START RECORD EXCERPTS

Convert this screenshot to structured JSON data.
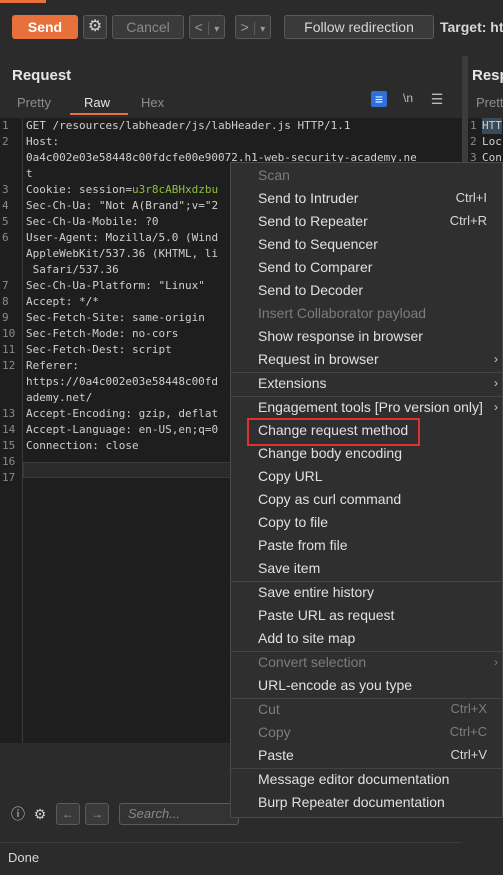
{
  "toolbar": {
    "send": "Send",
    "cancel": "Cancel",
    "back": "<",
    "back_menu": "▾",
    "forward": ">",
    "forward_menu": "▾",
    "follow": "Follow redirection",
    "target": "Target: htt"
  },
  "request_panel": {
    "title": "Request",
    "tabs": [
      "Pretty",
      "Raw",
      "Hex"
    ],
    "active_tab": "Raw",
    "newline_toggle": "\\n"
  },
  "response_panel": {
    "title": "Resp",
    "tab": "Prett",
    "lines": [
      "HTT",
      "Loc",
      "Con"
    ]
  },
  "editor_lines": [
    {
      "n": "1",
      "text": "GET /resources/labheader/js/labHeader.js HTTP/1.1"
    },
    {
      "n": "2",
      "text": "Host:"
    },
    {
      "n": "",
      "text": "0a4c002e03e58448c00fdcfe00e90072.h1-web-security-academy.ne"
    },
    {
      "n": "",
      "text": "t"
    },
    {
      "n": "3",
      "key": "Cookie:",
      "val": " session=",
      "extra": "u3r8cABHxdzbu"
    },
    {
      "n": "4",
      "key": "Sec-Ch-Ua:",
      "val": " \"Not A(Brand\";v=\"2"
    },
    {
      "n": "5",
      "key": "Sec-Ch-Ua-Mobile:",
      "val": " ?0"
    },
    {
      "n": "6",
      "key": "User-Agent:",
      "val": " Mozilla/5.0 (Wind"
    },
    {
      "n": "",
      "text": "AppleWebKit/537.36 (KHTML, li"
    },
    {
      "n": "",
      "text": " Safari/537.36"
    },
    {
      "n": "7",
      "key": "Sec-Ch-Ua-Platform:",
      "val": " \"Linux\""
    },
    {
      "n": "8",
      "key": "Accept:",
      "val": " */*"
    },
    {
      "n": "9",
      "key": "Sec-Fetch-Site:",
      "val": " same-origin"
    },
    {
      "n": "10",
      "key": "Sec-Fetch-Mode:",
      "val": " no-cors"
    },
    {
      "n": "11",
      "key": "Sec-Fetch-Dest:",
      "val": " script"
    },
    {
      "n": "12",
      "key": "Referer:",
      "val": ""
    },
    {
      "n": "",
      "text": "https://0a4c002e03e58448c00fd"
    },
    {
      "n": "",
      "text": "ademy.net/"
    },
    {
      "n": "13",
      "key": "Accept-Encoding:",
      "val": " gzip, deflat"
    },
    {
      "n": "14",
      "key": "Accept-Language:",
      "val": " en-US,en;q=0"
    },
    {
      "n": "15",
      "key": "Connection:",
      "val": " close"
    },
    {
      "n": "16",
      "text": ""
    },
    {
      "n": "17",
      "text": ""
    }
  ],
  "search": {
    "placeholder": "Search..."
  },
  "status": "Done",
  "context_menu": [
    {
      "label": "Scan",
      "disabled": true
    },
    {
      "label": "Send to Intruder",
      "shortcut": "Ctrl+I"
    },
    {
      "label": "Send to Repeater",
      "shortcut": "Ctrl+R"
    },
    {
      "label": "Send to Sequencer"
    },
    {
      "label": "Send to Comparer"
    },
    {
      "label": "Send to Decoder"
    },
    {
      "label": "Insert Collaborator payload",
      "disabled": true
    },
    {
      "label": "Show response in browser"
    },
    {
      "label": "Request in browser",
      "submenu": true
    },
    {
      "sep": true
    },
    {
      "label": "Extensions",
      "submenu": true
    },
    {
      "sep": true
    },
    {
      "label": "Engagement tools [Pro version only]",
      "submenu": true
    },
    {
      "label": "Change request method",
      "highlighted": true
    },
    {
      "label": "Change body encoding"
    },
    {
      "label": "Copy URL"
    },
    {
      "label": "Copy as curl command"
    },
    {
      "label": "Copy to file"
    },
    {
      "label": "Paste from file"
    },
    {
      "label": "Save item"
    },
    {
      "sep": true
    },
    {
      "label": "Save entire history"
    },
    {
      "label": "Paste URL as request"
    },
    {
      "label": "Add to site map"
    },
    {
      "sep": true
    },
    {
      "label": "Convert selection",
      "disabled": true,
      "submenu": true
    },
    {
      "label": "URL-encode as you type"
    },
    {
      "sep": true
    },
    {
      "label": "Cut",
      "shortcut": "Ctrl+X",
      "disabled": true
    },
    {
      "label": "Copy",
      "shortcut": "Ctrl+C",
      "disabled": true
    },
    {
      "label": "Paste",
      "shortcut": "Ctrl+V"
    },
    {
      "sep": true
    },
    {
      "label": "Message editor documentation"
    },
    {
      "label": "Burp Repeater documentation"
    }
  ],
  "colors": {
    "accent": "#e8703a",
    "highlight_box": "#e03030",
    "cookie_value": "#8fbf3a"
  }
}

END RECORD EXCERPTS
START RECORD EXCERPTS

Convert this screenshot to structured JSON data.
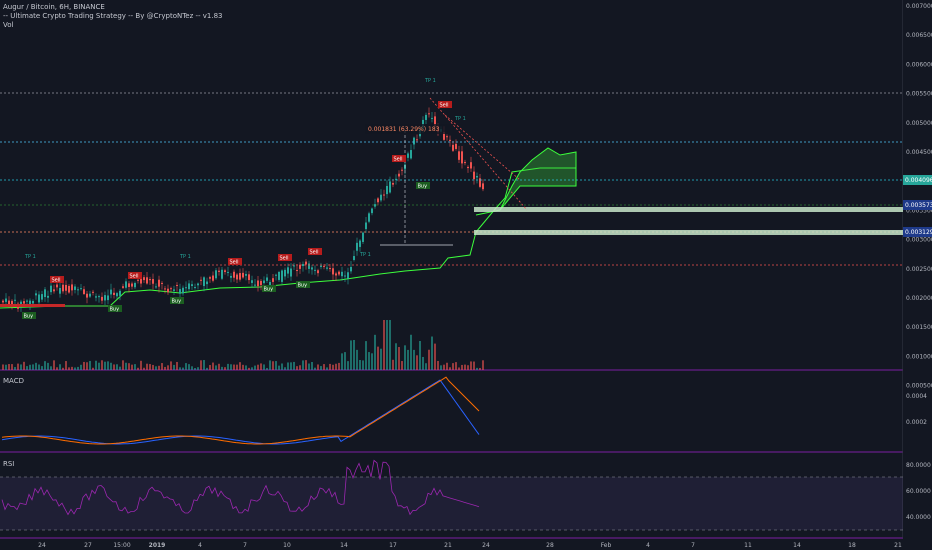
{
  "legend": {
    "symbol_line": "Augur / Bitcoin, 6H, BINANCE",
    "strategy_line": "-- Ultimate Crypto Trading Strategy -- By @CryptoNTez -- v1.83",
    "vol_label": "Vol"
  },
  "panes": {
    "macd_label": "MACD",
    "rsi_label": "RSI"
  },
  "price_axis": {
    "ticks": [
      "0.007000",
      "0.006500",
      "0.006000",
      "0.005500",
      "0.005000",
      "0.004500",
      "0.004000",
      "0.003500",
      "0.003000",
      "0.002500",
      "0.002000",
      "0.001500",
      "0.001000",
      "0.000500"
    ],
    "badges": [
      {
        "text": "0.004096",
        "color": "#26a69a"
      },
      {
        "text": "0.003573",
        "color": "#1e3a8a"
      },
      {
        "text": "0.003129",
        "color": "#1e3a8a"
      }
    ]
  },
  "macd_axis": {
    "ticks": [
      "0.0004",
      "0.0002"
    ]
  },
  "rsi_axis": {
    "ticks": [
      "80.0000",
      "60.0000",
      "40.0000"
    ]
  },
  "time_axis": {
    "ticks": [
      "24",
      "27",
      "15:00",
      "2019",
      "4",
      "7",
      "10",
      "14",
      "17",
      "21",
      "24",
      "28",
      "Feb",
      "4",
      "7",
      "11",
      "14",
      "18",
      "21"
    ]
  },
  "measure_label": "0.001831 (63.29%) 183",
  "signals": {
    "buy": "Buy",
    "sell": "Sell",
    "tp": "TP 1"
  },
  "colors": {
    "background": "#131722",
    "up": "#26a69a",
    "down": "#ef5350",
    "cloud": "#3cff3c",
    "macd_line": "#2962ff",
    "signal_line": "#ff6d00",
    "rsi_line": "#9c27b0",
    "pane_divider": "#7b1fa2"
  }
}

END RECORD EXCERPTS

EXERCISE TASK: Report how many lines contain "documentation". Give nothing but the number.

RESPONSE FOR THIS EXERCISE: 2